Records excerpted from a collection
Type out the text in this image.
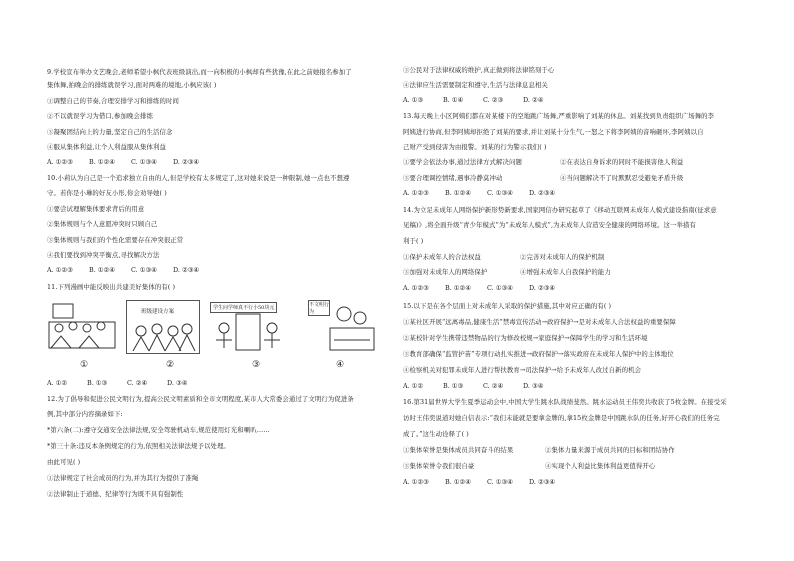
9.学校宣布举办文艺晚会,老师希望小枫代表班级演出,而一向积极的小枫却有些犹豫,在此之前她报名参加了
集体舞,拍晚会的排练就误学习,面对两难的境地,小枫应该( )
①调整自己的节奏,合理安排学习和排练的时间
②不以就误学习为借口,参加晚会排练
③凝聚团结向上的力量,坚定自己的生活信念
④服从集体利益,让个人利益服从集体利益
A. ①②③	B. ①②④	C. ①③④	D. ②③④
10.小莉认为自己是一个追求独立自由的人,但是学校有太多规定了,这对她来说是一种限制,她一点也不想遵
守。若你是小琳的好友小彤,你会劝导她( )
①要尝试理解集体要求背后的用意
②集体规则与个人意愿冲突时只顾自己
③集体规则与我们的个性化需要存在冲突很正常
④我们要找到冲突平衡点,寻找解决方法
A. ①②③	B. ①②④	C. ①③④	D. ②③④
11.下列漫画中能反映出共建美好集体的有( )
班级建设方案
学生问学师真不行小50块元	不文明行为
①	②	③	④
A. ①②	B. ①③	C. ②④	D. ③④
12.为了倡导和促进公民文明行为,提高公民文明素质和全市文明程度,某市人大常委会通过了文明行为促进条
例,其中部分内容摘录如下:
*第六条(二):遵守交通安全法律法规,安全驾驶机动车,规范使用灯光和喇叭……
*第三十条:违反本条例规定的行为,依照相关法律法规予以处理。
由此可见( )
①法律规定了社会成员的行为,并为其行为提供了准绳
②法律制止于道德、纪律等行为既不具有强制性
③公民对于法律权威的维护,真正做到将法律铭刻于心
④法律应生活需要制定和遵守,生活与法律息息相关
A. ①③	B. ①④	C. ②③	D. ②④
13.每天晚上小区阿姨们都在对某楼下的空地跳广场舞,严重影响了刘某的休息。刘某找到负责组织广场舞的李
阿姨进行协商,但李阿姨却拒绝了刘某的要求,并让刘某十分生气,一怒之下将李阿姨的音响砸坏,李阿姨以自
己财产受到侵害为由报警。刘某的行为警示我们( )
①要学会依法办事,通过法律方式解决问题	②在表达自身诉求的同时不能损害他人利益
③要合理调控情绪,遇事冷静莫冲动	④当问题解决不了时默默忍受避免矛盾升级
A. ①②③	B. ①②④	C. ①③④	D. ②③④
14.为立足未成年人网络保护新形势新要求,国家网信办研究起草了《移动互联网未成年人模式建设指南(征求意
见稿)》,将全面升级“青少年模式”为“未成年人模式”,为未成年人营造安全健康的网络环境。这一举措有
利于( )
①保护未成年人的合法权益	②完善对未成年人的保护机制
③加强对未成年人的网络保护	④增强未成年人自我保护的能力
A. ①②③	B. ①②④	C. ①③④	D. ②③④
15.以下是在各个层面上对未成年人采取的保护措施,其中对应正确的有( )
①某社区开展“远离毒品,健康生活”禁毒宣传活动→政府保护→是对未成年人合法权益的重要保障
②某校针对学生携带违禁物品的行为修改校规→家庭保护→保障学生的学习和生活环境
③教育部确保“监管护苗”专项行动扎实推进→政府保护→落实政府在未成年人保护中的主体地位
④检察机关对犯罪未成年人进行帮扶教育→司法保护→给予未成年人改过自新的机会
A. ①②	B. ①③	C. ②④	D. ③④
16.第31届世界大学生夏季运动会中,中国大学生跳水队战绩斐然。跳水运动员王伟奕共收获了5枚金牌。在接受采
访时王伟奕说道对她自信表示:“我们未能就是要拿金牌的,拿15枚金牌是中国跳水队的任务,好开心我们的任务完
成了。”这生动诠释了( )
①集体荣誉是集体成员共同奋斗的结果	②集体力量来源于成员共同的目标和团结协作
③集体荣誉令我们很自豪	④实现个人利益比集体利益更值得开心
A. ①②③	B. ①②④	C. ①③④	D. ②③④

Exercise directions
Gather each line in the data that holds the string "政府保护".

Answer to the problem
①某社区开展“远离毒品,健康生活”禁毒宣传活动→政府保护→是对未成年人合法权益的重要保障
③教育部确保“监管护苗”专项行动扎实推进→政府保护→落实政府在未成年人保护中的主体地位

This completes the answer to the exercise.